**What the task requires**
Extract each line of the material that follows exactly and omit its pictures.

Recorded data:
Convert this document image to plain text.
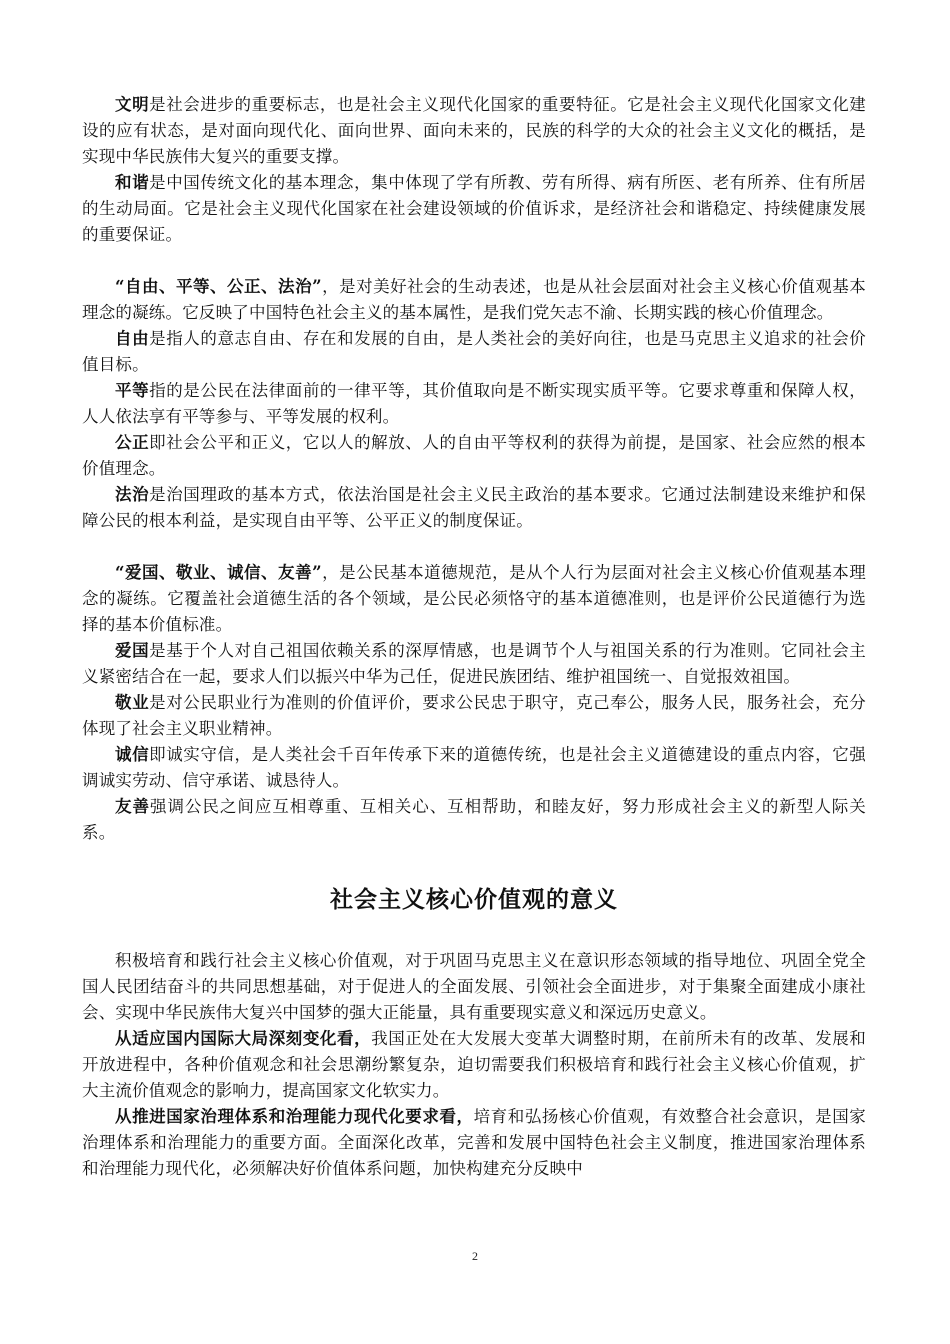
文明是社会进步的重要标志，也是社会主义现代化国家的重要特征。它是社会主义现代化国家文化建设的应有状态，是对面向现代化、面向世界、面向未来的，民族的科学的大众的社会主义文化的概括，是实现中华民族伟大复兴的重要支撑。

和谐是中国传统文化的基本理念，集中体现了学有所教、劳有所得、病有所医、老有所养、住有所居的生动局面。它是社会主义现代化国家在社会建设领域的价值诉求，是经济社会和谐稳定、持续健康发展的重要保证。

“自由、平等、公正、法治”，是对美好社会的生动表述，也是从社会层面对社会主义核心价值观基本理念的凝练。它反映了中国特色社会主义的基本属性，是我们党矢志不渝、长期实践的核心价值理念。

自由是指人的意志自由、存在和发展的自由，是人类社会的美好向往，也是马克思主义追求的社会价值目标。

平等指的是公民在法律面前的一律平等，其价值取向是不断实现实质平等。它要求尊重和保障人权，人人依法享有平等参与、平等发展的权利。

公正即社会公平和正义，它以人的解放、人的自由平等权利的获得为前提，是国家、社会应然的根本价值理念。

法治是治国理政的基本方式，依法治国是社会主义民主政治的基本要求。它通过法制建设来维护和保障公民的根本利益，是实现自由平等、公平正义的制度保证。

“爱国、敬业、诚信、友善”，是公民基本道德规范，是从个人行为层面对社会主义核心价值观基本理念的凝练。它覆盖社会道德生活的各个领域，是公民必须恪守的基本道德准则，也是评价公民道德行为选择的基本价值标准。

爱国是基于个人对自己祖国依赖关系的深厚情感，也是调节个人与祖国关系的行为准则。它同社会主义紧密结合在一起，要求人们以振兴中华为己任，促进民族团结、维护祖国统一、自觉报效祖国。

敬业是对公民职业行为准则的价值评价，要求公民忠于职守，克己奉公，服务人民，服务社会，充分体现了社会主义职业精神。

诚信即诚实守信，是人类社会千百年传承下来的道德传统，也是社会主义道德建设的重点内容，它强调诚实劳动、信守承诺、诚恳待人。

友善强调公民之间应互相尊重、互相关心、互相帮助，和睦友好，努力形成社会主义的新型人际关系。

社会主义核心价值观的意义

积极培育和践行社会主义核心价值观，对于巩固马克思主义在意识形态领域的指导地位、巩固全党全国人民团结奋斗的共同思想基础，对于促进人的全面发展、引领社会全面进步，对于集聚全面建成小康社会、实现中华民族伟大复兴中国梦的强大正能量，具有重要现实意义和深远历史意义。

从适应国内国际大局深刻变化看，我国正处在大发展大变革大调整时期，在前所未有的改革、发展和开放进程中，各种价值观念和社会思潮纷繁复杂，迫切需要我们积极培育和践行社会主义核心价值观，扩大主流价值观念的影响力，提高国家文化软实力。

从推进国家治理体系和治理能力现代化要求看，培育和弘扬核心价值观，有效整合社会意识，是国家治理体系和治理能力的重要方面。全面深化改革，完善和发展中国特色社会主义制度，推进国家治理体系和治理能力现代化，必须解决好价值体系问题，加快构建充分反映中

2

**Response below**
Convert this document image to plain text.
文明是社会进步的重要标志，也是社会主义现代化国家的重要特征。它是社会主义现代化国家文化建设的应有状态，是对面向现代化、面向世界、面向未来的，民族的科学的大众的社会主义文化的概括，是实现中华民族伟大复兴的重要支撑。

和谐是中国传统文化的基本理念，集中体现了学有所教、劳有所得、病有所医、老有所养、住有所居的生动局面。它是社会主义现代化国家在社会建设领域的价值诉求，是经济社会和谐稳定、持续健康发展的重要保证。

“自由、平等、公正、法治”，是对美好社会的生动表述，也是从社会层面对社会主义核心价值观基本理念的凝练。它反映了中国特色社会主义的基本属性，是我们党矢志不渝、长期实践的核心价值理念。

自由是指人的意志自由、存在和发展的自由，是人类社会的美好向往，也是马克思主义追求的社会价值目标。

平等指的是公民在法律面前的一律平等，其价值取向是不断实现实质平等。它要求尊重和保障人权，人人依法享有平等参与、平等发展的权利。

公正即社会公平和正义，它以人的解放、人的自由平等权利的获得为前提，是国家、社会应然的根本价值理念。

法治是治国理政的基本方式，依法治国是社会主义民主政治的基本要求。它通过法制建设来维护和保障公民的根本利益，是实现自由平等、公平正义的制度保证。

“爱国、敬业、诚信、友善”，是公民基本道德规范，是从个人行为层面对社会主义核心价值观基本理念的凝练。它覆盖社会道德生活的各个领域，是公民必须恪守的基本道德准则，也是评价公民道德行为选择的基本价值标准。

爱国是基于个人对自己祖国依赖关系的深厚情感，也是调节个人与祖国关系的行为准则。它同社会主义紧密结合在一起，要求人们以振兴中华为己任，促进民族团结、维护祖国统一、自觉报效祖国。

敬业是对公民职业行为准则的价值评价，要求公民忠于职守，克己奉公，服务人民，服务社会，充分体现了社会主义职业精神。

诚信即诚实守信，是人类社会千百年传承下来的道德传统，也是社会主义道德建设的重点内容，它强调诚实劳动、信守承诺、诚恳待人。

友善强调公民之间应互相尊重、互相关心、互相帮助，和睦友好，努力形成社会主义的新型人际关系。

社会主义核心价值观的意义

积极培育和践行社会主义核心价值观，对于巩固马克思主义在意识形态领域的指导地位、巩固全党全国人民团结奋斗的共同思想基础，对于促进人的全面发展、引领社会全面进步，对于集聚全面建成小康社会、实现中华民族伟大复兴中国梦的强大正能量，具有重要现实意义和深远历史意义。

从适应国内国际大局深刻变化看，我国正处在大发展大变革大调整时期，在前所未有的改革、发展和开放进程中，各种价值观念和社会思潮纷繁复杂，迫切需要我们积极培育和践行社会主义核心价值观，扩大主流价值观念的影响力，提高国家文化软实力。

从推进国家治理体系和治理能力现代化要求看，培育和弘扬核心价值观，有效整合社会意识，是国家治理体系和治理能力的重要方面。全面深化改革，完善和发展中国特色社会主义制度，推进国家治理体系和治理能力现代化，必须解决好价值体系问题，加快构建充分反映中

2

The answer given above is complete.